* **PROVIDED DATA**:
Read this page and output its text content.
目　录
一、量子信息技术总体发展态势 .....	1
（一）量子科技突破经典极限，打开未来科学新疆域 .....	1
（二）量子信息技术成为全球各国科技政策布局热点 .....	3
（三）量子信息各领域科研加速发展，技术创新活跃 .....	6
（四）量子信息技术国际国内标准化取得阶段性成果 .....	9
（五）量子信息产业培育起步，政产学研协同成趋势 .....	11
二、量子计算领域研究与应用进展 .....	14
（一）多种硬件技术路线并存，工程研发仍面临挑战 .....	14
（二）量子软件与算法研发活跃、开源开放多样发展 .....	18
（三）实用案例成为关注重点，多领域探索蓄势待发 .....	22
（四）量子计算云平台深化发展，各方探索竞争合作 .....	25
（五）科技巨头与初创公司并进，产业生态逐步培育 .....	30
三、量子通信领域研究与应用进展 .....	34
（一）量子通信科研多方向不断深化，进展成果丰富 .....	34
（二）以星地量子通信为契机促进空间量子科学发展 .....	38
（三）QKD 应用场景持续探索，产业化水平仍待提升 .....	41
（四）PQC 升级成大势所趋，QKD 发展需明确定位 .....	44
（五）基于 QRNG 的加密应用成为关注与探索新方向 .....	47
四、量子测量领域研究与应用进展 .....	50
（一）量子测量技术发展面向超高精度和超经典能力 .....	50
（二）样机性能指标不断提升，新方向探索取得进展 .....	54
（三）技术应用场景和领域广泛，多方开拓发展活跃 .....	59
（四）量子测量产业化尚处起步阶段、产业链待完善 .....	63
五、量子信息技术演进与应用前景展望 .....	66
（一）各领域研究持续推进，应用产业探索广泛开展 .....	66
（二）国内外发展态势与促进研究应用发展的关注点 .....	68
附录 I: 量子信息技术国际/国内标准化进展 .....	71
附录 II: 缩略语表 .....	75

...

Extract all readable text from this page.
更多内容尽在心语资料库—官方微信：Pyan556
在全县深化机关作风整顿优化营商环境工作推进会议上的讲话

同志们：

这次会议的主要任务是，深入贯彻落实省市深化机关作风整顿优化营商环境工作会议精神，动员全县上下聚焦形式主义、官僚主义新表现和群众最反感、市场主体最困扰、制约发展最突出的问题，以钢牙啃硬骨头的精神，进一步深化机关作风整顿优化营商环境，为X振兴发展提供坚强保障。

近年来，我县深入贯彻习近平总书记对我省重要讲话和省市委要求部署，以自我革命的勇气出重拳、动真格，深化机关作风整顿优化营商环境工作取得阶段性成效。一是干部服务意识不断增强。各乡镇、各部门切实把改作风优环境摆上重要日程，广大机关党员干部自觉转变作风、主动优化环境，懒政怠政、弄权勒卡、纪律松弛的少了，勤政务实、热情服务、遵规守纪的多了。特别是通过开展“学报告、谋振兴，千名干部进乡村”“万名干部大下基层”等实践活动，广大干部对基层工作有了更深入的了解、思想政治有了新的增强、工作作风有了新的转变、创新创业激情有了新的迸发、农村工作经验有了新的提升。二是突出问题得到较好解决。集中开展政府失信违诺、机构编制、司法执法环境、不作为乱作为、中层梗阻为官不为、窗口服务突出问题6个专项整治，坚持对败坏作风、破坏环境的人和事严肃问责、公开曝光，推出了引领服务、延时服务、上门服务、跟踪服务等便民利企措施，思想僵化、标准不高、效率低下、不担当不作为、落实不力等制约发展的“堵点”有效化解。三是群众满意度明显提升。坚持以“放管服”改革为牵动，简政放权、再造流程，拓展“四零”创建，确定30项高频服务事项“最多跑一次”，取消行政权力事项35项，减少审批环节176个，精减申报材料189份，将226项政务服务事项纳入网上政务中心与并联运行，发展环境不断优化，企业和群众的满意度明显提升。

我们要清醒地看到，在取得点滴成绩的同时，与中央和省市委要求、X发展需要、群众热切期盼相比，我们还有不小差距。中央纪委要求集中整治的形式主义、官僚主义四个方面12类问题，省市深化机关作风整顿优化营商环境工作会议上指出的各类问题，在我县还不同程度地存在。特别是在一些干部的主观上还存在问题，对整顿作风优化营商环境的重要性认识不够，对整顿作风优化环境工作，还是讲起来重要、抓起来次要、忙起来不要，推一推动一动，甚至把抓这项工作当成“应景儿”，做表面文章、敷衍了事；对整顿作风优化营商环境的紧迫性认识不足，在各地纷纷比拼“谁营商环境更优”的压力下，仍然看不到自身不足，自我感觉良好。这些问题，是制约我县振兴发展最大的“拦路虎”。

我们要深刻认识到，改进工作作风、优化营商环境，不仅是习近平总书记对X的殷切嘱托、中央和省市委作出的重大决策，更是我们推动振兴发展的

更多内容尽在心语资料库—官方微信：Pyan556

* **DIRECTIVE**: Find the word "this" in the entries, and copy every line it shows up in.

* **SOLVED EXERCISE**:
Read this page and output its text content.
Extract all readable text from this page.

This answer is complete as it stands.